**** MATERIAL PROVIDED ****

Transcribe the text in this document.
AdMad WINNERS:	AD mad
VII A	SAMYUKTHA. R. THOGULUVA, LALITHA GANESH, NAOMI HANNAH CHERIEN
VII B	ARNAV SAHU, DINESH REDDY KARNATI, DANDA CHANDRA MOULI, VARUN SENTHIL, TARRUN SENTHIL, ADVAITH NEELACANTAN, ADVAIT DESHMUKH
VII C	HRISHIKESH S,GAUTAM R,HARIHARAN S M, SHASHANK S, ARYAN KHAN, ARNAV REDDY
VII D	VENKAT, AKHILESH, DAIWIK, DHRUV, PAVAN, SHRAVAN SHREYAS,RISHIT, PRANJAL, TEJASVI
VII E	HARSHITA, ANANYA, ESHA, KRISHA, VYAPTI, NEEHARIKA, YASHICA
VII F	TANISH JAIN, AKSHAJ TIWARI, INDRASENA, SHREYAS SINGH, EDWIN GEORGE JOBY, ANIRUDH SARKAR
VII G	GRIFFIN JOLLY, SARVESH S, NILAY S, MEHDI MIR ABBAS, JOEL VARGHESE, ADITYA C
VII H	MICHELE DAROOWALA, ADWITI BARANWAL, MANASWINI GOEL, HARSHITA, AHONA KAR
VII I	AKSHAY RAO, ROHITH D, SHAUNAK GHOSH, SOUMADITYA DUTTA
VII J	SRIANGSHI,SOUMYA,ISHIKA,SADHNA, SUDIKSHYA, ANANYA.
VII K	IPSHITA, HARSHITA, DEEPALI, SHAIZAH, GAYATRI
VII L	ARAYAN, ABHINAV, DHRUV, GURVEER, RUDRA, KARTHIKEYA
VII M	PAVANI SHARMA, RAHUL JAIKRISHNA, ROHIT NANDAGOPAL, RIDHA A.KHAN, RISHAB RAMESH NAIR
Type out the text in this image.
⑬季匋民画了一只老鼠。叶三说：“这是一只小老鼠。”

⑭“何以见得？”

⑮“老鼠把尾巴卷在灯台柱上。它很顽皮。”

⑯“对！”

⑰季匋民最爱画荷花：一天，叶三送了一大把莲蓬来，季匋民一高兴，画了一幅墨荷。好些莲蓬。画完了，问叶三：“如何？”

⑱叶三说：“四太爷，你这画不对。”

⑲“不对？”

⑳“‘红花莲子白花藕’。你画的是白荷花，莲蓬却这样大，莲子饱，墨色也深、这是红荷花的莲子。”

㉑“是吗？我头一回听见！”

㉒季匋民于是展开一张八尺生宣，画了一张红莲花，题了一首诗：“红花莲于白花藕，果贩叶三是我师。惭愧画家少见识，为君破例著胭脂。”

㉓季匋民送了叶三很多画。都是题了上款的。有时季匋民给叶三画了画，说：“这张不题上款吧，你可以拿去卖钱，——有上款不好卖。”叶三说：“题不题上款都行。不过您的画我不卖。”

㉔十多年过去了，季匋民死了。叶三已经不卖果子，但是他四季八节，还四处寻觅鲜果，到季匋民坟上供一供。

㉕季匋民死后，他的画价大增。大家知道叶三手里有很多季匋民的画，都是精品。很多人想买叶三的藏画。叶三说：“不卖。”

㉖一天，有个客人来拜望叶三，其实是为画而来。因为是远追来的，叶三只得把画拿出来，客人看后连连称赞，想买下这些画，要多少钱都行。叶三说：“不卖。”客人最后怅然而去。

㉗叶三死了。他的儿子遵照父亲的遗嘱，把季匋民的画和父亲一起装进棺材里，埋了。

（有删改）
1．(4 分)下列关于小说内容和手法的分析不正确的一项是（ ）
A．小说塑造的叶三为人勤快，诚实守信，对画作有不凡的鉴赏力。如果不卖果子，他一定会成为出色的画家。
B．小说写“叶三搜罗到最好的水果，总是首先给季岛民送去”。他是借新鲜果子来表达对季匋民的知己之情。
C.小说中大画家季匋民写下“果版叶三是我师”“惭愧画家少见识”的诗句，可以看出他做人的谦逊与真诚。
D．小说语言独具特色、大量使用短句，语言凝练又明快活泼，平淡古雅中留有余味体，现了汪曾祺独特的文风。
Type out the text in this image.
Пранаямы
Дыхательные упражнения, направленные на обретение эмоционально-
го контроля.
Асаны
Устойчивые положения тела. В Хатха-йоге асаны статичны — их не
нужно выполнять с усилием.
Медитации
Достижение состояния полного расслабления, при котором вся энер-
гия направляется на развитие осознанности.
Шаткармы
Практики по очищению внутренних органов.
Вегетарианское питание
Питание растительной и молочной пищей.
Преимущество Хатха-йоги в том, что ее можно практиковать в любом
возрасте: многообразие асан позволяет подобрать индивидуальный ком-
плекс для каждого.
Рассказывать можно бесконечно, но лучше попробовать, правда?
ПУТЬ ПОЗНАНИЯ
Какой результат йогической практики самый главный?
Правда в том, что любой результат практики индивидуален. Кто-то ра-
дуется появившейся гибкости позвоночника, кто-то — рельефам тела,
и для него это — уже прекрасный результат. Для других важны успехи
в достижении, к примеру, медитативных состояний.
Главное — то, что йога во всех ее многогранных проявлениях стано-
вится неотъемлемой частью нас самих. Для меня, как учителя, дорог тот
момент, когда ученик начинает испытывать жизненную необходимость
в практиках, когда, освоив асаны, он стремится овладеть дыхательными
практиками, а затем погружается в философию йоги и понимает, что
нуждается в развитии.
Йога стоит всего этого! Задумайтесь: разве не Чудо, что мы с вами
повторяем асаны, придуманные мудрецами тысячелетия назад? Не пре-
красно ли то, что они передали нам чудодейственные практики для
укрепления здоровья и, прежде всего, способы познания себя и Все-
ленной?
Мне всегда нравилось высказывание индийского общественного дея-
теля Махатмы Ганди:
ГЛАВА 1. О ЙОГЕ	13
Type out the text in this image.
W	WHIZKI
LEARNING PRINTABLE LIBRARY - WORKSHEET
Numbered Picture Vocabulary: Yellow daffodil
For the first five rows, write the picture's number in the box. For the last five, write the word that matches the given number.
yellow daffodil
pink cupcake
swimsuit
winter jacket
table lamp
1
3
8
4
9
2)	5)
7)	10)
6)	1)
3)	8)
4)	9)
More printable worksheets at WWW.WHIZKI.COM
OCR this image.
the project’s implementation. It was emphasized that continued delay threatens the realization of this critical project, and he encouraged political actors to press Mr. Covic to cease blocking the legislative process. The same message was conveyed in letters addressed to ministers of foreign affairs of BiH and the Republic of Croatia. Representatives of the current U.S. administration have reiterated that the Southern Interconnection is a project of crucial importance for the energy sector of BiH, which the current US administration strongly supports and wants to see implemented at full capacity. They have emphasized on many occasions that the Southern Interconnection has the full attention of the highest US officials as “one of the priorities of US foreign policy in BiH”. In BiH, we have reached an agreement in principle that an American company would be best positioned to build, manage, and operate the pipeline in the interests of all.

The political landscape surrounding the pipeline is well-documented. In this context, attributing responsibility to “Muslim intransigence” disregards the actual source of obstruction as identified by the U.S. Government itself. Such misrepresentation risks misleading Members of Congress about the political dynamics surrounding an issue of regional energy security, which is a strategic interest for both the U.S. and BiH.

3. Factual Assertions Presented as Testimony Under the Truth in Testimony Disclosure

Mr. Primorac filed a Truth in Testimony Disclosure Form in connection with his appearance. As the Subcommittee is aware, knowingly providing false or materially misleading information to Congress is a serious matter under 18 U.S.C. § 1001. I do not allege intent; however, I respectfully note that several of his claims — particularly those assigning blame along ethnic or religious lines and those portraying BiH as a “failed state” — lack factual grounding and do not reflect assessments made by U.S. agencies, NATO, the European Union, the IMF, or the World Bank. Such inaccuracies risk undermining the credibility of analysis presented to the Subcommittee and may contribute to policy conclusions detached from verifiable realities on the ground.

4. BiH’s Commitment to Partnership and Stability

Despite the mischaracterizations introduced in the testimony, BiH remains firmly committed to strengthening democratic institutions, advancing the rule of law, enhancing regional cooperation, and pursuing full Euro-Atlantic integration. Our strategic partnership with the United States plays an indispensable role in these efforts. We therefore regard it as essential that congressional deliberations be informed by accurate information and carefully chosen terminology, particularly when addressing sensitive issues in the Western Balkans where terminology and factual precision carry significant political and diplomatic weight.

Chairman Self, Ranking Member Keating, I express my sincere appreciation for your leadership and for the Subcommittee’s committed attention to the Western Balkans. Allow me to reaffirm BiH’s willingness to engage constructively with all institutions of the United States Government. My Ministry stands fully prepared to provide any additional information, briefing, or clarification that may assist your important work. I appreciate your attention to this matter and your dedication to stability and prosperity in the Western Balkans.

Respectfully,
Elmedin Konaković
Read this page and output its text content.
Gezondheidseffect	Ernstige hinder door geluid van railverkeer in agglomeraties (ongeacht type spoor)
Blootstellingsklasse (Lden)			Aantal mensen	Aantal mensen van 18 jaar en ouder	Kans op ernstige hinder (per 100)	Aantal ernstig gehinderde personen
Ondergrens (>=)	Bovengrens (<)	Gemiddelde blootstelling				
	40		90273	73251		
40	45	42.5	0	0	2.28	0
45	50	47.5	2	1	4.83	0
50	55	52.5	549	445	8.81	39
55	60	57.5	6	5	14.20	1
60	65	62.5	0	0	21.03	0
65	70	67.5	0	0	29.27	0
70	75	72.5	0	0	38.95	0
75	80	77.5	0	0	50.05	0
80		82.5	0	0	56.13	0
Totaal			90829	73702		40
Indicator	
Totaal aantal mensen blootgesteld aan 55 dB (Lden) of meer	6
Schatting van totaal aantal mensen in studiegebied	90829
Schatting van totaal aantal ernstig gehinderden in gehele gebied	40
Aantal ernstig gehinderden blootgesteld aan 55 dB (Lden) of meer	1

****

• WHAT IS REQUIRED: Filter the listing above for the string "institutions" and copy every matching line.

• SOLUTION:
Despite the mischaracterizations introduced in the testimony, BiH remains firmly committed to strengthening democratic institutions, advancing the rule of law, enhancing regional cooperation, and pursuing full Euro-Atlantic integration. Our strategic partnership with the United States plays an indispensable role in these efforts. We therefore regard it as essential that congressional deliberations be informed by accurate information and carefully chosen terminology, particularly when addressing sensitive issues in the Western Balkans where terminology and factual precision carry significant political and diplomatic weight.
Chairman Self, Ranking Member Keating, I express my sincere appreciation for your leadership and for the Subcommittee’s committed attention to the Western Balkans. Allow me to reaffirm BiH’s willingness to engage constructively with all institutions of the United States Government. My Ministry stands fully prepared to provide any additional information, briefing, or clarification that may assist your important work. I appreciate your attention to this matter and your dedication to stability and prosperity in the Western Balkans.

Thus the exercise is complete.